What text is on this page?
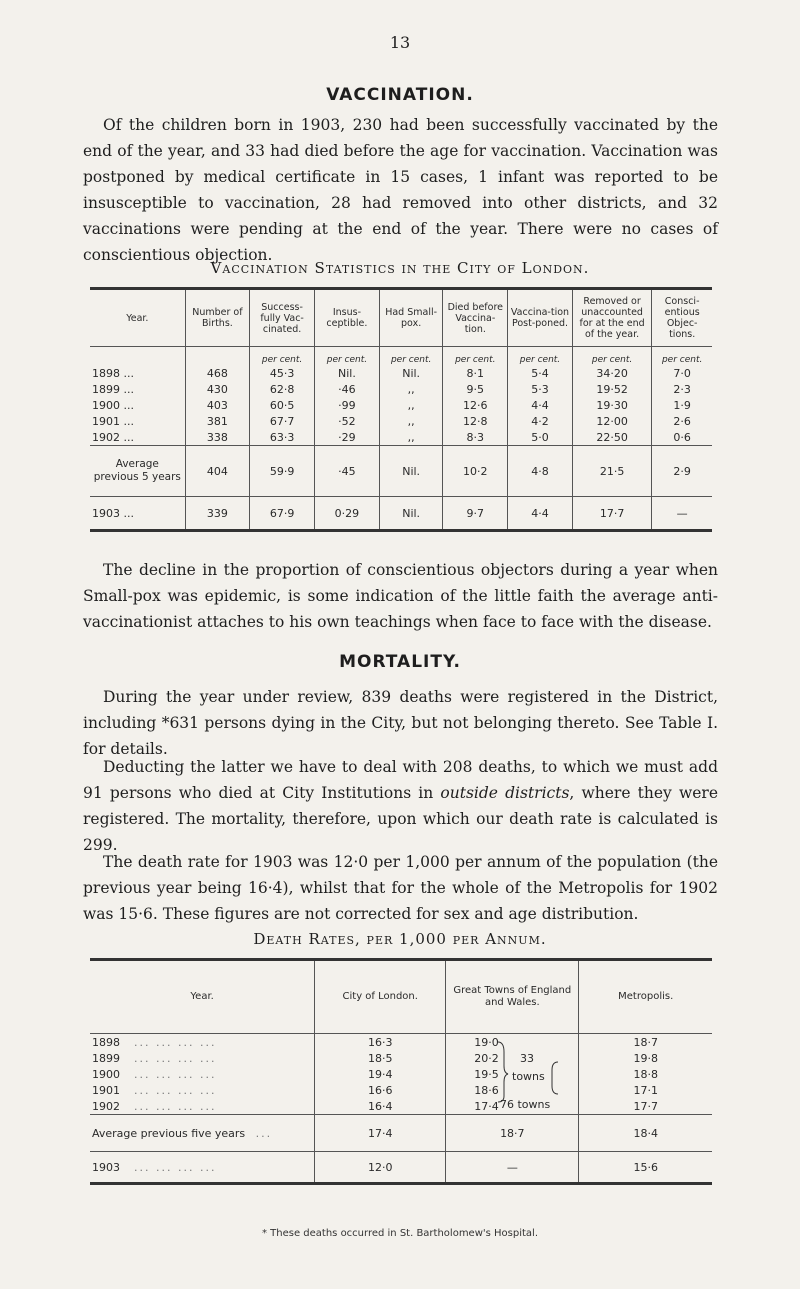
13
VACCINATION.

Of the children born in 1903, 230 had been successfully vaccinated by the end of the year, and 33 had died before the age for vaccination. Vaccination was postponed by medical certificate in 15 cases, 1 infant was reported to be insusceptible to vaccination, 28 had removed into other districts, and 32 vaccinations were pending at the end of the year. There were no cases of conscientious objection.

Vaccination Statistics in the City of London.
Year.	Number of Births.	Success-fully Vac-cinated.	Insus-ceptible.	Had Small-pox.	Died before Vaccina-tion.	Vaccina-tion Post-poned.	Removed or unaccounted for at the end of the year.	Consci-entious Objec-tions.
		per cent.	per cent.	per cent.	per cent.	per cent.	per cent.	per cent.
1898 ...	468	45·3	Nil.	Nil.	8·1	5·4	34·20	7·0
1899 ...	430	62·8	·46	,,	9·5	5·3	19·52	2·3
1900 ...	403	60·5	·99	,,	12·6	4·4	19·30	1·9
1901 ...	381	67·7	·52	,,	12·8	4·2	12·00	2·6
1902 ...	338	63·3	·29	,,	8·3	5·0	22·50	0·6
Average previous 5 years	404	59·9	·45	Nil.	10·2	4·8	21·5	2·9
1903 ...	339	67·9	0·29	Nil.	9·7	4·4	17·7	—

The decline in the proportion of conscientious objectors during a year when Small-pox was epidemic, is some indication of the little faith the average anti-vaccinationist attaches to his own teachings when face to face with the disease.

MORTALITY.

During the year under review, 839 deaths were registered in the District, including *631 persons dying in the City, but not belonging thereto. See Table I. for details.

Deducting the latter we have to deal with 208 deaths, to which we must add 91 persons who died at City Institutions in outside districts, where they were registered. The mortality, therefore, upon which our death rate is calculated is 299.

The death rate for 1903 was 12·0 per 1,000 per annum of the population (the previous year being 16·4), whilst that for the whole of the Metropolis for 1902 was 15·6. These figures are not corrected for sex and age distribution.

Death Rates, per 1,000 per Annum.
Year.	City of London.	Great Towns of England and Wales.	Metropolis.
1898 ... ... ... ...	16·3	19·0	18·7
1899 ... ... ... ...	18·5	20·2	19·8
1900 ... ... ... ...	19·4	19·5	18·8
1901 ... ... ... ...	16·6	18·6	17·1
1902 ... ... ... ...	16·4	17·4	17·7
Average previous five years ...	17·4	18·7	18·4
1903 ... ... ... ...	12·0	—	15·6
33
towns
76 towns
* These deaths occurred in St. Bartholomew's Hospital.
== == ==
> _Short task_
Make an exact copy of every entry above, minus the images.

> _Response to this exercise_
What text is on this page?
13
VACCINATION.

Of the children born in 1903, 230 had been successfully vaccinated by the end of the year, and 33 had died before the age for vaccination. Vaccination was postponed by medical certificate in 15 cases, 1 infant was reported to be insusceptible to vaccination, 28 had removed into other districts, and 32 vaccinations were pending at the end of the year. There were no cases of conscientious objection.

Vaccination Statistics in the City of London.
Year.	Number of Births.	Success-fully Vac-cinated.	Insus-ceptible.	Had Small-pox.	Died before Vaccina-tion.	Vaccina-tion Post-poned.	Removed or unaccounted for at the end of the year.	Consci-entious Objec-tions.
		per cent.	per cent.	per cent.	per cent.	per cent.	per cent.	per cent.
1898 ...	468	45·3	Nil.	Nil.	8·1	5·4	34·20	7·0
1899 ...	430	62·8	·46	,,	9·5	5·3	19·52	2·3
1900 ...	403	60·5	·99	,,	12·6	4·4	19·30	1·9
1901 ...	381	67·7	·52	,,	12·8	4·2	12·00	2·6
1902 ...	338	63·3	·29	,,	8·3	5·0	22·50	0·6
Average previous 5 years	404	59·9	·45	Nil.	10·2	4·8	21·5	2·9
1903 ...	339	67·9	0·29	Nil.	9·7	4·4	17·7	—

The decline in the proportion of conscientious objectors during a year when Small-pox was epidemic, is some indication of the little faith the average anti-vaccinationist attaches to his own teachings when face to face with the disease.

MORTALITY.

During the year under review, 839 deaths were registered in the District, including *631 persons dying in the City, but not belonging thereto. See Table I. for details.

Deducting the latter we have to deal with 208 deaths, to which we must add 91 persons who died at City Institutions in outside districts, where they were registered. The mortality, therefore, upon which our death rate is calculated is 299.

The death rate for 1903 was 12·0 per 1,000 per annum of the population (the previous year being 16·4), whilst that for the whole of the Metropolis for 1902 was 15·6. These figures are not corrected for sex and age distribution.

Death Rates, per 1,000 per Annum.
Year.	City of London.	Great Towns of England and Wales.	Metropolis.
1898 ... ... ... ...	16·3	19·0	18·7
1899 ... ... ... ...	18·5	20·2	19·8
1900 ... ... ... ...	19·4	19·5	18·8
1901 ... ... ... ...	16·6	18·6	17·1
1902 ... ... ... ...	16·4	17·4	17·7
Average previous five years ...	17·4	18·7	18·4
1903 ... ... ... ...	12·0	—	15·6
33
towns
76 towns
* These deaths occurred in St. Bartholomew's Hospital.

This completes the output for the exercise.